━━━━━ INPUT ROWS

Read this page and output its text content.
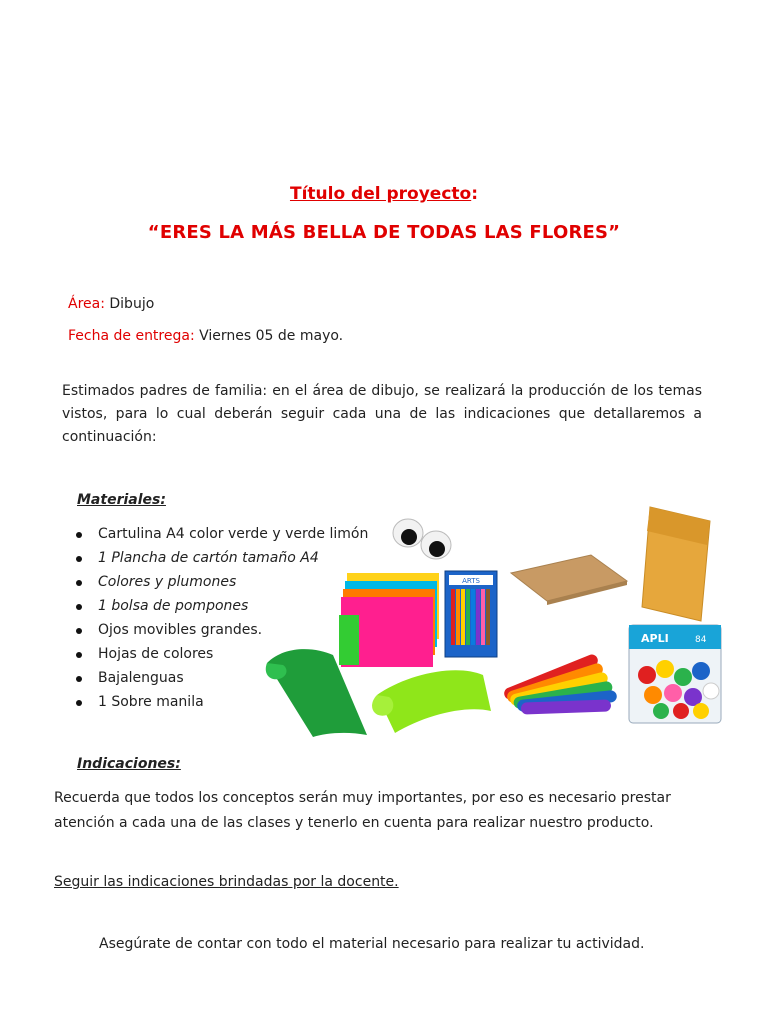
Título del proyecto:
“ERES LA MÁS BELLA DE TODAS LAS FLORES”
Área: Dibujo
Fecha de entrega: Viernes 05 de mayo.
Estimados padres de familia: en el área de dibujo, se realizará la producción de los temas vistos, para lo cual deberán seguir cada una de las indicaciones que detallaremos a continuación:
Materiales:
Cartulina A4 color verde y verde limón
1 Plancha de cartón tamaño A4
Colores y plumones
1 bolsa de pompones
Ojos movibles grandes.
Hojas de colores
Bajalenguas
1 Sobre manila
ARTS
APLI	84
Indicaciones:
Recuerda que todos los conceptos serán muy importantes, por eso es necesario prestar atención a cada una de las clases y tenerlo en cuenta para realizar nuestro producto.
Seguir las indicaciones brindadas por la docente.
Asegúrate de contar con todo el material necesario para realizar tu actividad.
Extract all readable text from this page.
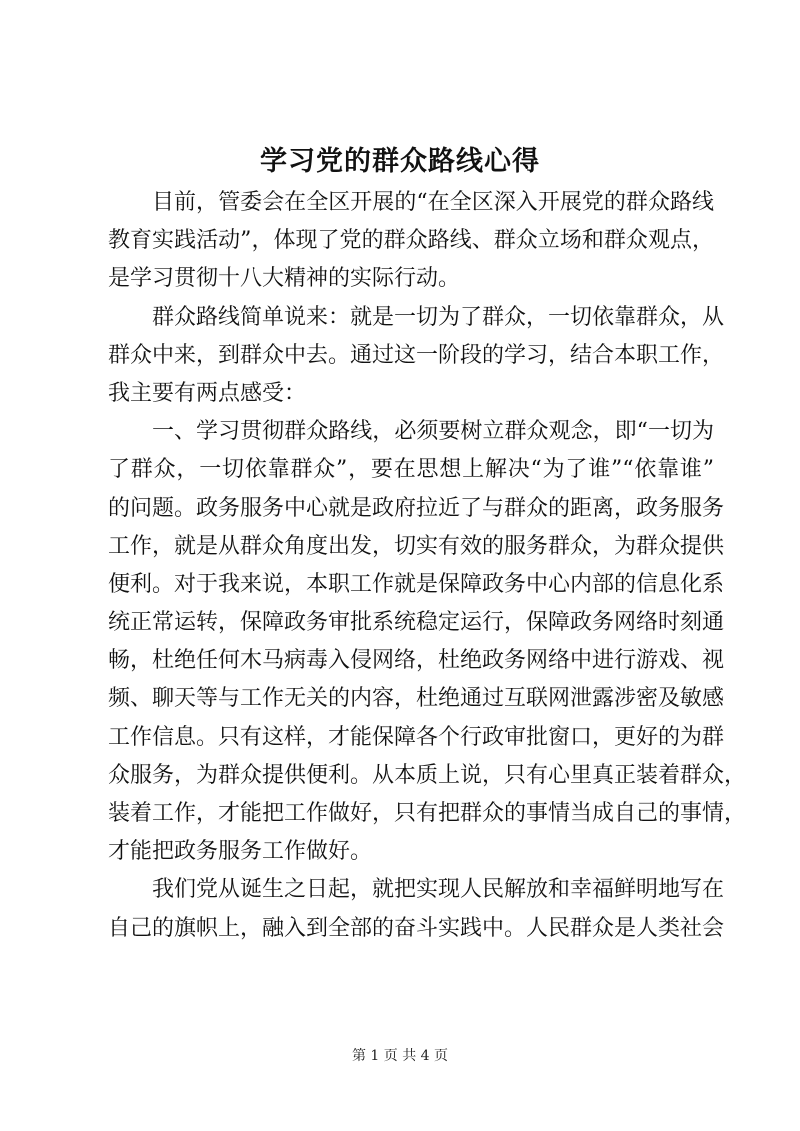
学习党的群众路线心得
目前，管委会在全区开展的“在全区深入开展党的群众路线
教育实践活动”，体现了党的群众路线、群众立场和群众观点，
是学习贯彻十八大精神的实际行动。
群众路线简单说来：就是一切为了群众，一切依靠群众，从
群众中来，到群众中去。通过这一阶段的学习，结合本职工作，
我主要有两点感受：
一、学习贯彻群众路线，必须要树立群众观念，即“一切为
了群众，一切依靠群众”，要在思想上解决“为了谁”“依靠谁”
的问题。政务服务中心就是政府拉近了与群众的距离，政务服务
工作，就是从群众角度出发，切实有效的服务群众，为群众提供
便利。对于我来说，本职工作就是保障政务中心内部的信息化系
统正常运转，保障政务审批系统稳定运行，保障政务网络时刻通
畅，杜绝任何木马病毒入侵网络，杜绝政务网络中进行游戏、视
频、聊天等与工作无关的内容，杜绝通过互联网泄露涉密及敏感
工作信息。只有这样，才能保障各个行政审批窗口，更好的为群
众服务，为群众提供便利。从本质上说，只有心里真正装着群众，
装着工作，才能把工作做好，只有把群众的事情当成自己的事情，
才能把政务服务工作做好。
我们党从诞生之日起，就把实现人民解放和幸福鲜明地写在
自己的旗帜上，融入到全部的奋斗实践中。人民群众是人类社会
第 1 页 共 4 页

━━━━━━━━━━
━━━━━ INPUT ROWS

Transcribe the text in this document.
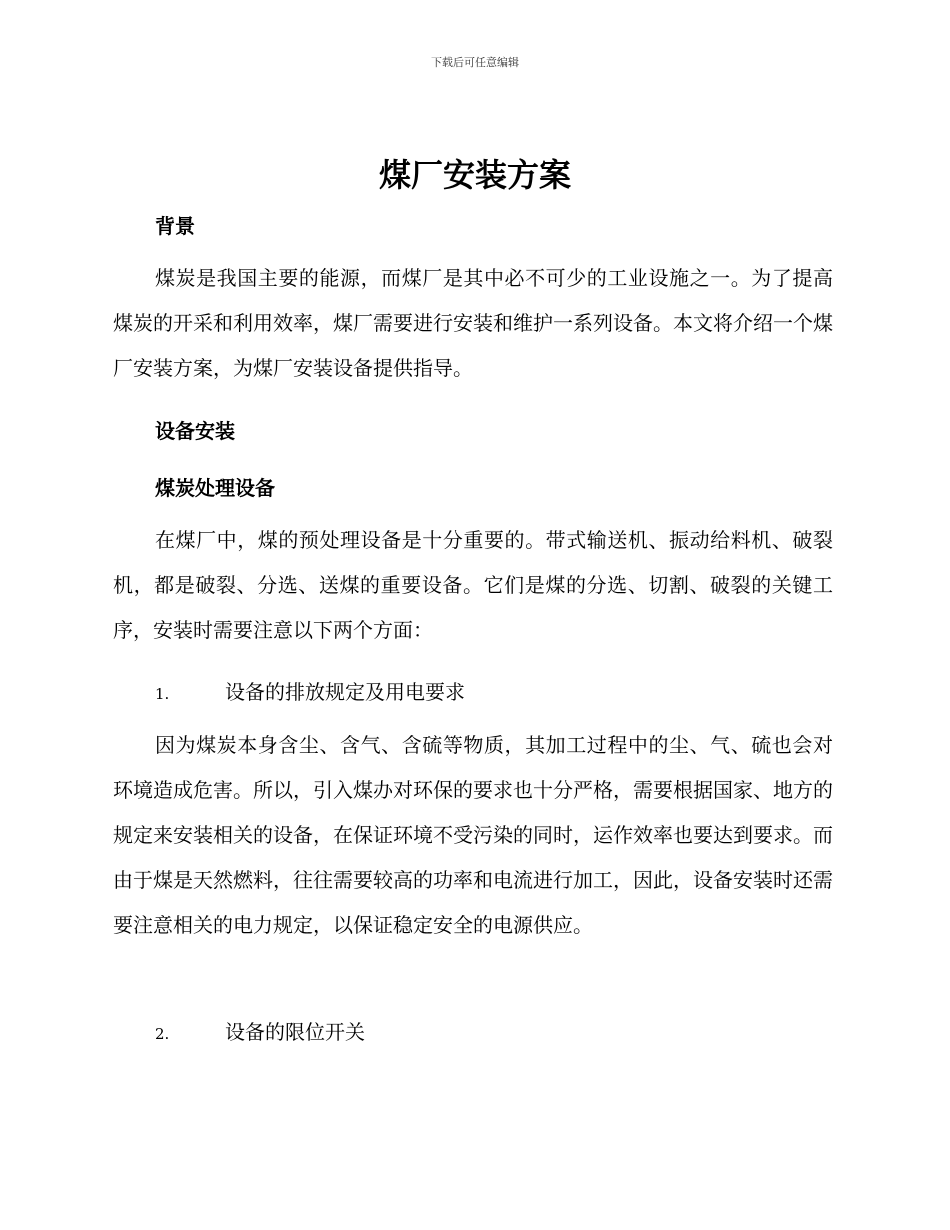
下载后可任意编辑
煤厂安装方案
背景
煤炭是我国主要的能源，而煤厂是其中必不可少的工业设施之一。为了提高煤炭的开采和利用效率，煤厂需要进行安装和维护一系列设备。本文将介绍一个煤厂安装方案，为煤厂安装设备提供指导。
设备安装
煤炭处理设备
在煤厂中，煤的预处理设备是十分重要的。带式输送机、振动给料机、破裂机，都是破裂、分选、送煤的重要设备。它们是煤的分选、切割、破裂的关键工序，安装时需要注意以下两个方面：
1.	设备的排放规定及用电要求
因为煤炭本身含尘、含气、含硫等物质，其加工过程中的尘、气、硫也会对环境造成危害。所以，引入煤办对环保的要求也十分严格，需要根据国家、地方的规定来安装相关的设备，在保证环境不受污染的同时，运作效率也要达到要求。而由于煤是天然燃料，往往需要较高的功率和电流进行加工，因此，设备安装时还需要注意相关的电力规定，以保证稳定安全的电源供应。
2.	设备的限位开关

━━━━━━━━━━
━━━━━ INPUT ROWS

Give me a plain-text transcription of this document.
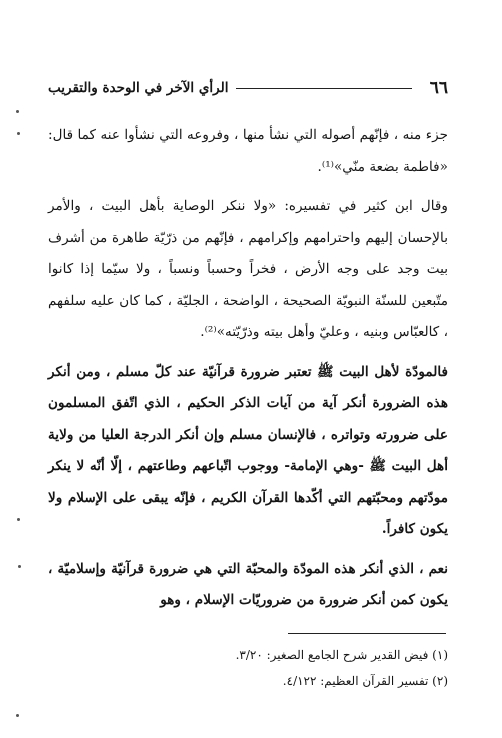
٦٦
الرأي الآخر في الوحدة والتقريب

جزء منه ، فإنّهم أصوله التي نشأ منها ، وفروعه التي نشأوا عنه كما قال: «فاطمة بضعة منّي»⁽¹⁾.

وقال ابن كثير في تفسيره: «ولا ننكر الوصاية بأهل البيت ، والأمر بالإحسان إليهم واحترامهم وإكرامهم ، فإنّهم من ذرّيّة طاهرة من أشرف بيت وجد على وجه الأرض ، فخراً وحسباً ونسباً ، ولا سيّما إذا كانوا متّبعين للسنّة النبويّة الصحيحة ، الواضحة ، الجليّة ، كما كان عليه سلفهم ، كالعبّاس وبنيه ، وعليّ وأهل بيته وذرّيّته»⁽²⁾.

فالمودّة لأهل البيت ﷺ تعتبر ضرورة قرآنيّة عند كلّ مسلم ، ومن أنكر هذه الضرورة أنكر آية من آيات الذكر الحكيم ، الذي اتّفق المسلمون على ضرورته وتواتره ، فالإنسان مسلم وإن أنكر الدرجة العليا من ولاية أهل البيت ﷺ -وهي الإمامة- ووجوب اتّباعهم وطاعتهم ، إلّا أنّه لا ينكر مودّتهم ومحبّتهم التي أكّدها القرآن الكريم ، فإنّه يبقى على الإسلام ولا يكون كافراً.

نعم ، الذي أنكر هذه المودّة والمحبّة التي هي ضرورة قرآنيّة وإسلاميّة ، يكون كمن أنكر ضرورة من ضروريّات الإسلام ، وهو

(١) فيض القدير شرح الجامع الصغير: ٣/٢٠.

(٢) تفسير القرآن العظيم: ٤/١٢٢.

━━━━━━━━━━

Collect from the data above every line that includes "ضرورة".

فالمودّة لأهل البيت ﷺ تعتبر ضرورة قرآنيّة عند كلّ مسلم ، ومن أنكر هذه الضرورة أنكر آية من آيات الذكر الحكيم ، الذي اتّفق المسلمون على ضرورته وتواتره ، فالإنسان مسلم وإن أنكر الدرجة العليا من ولاية أهل البيت ﷺ -وهي الإمامة- ووجوب اتّباعهم وطاعتهم ، إلّا أنّه لا ينكر مودّتهم ومحبّتهم التي أكّدها القرآن الكريم ، فإنّه يبقى على الإسلام ولا يكون كافراً.
نعم ، الذي أنكر هذه المودّة والمحبّة التي هي ضرورة قرآنيّة وإسلاميّة ، يكون كمن أنكر ضرورة من ضروريّات الإسلام ، وهو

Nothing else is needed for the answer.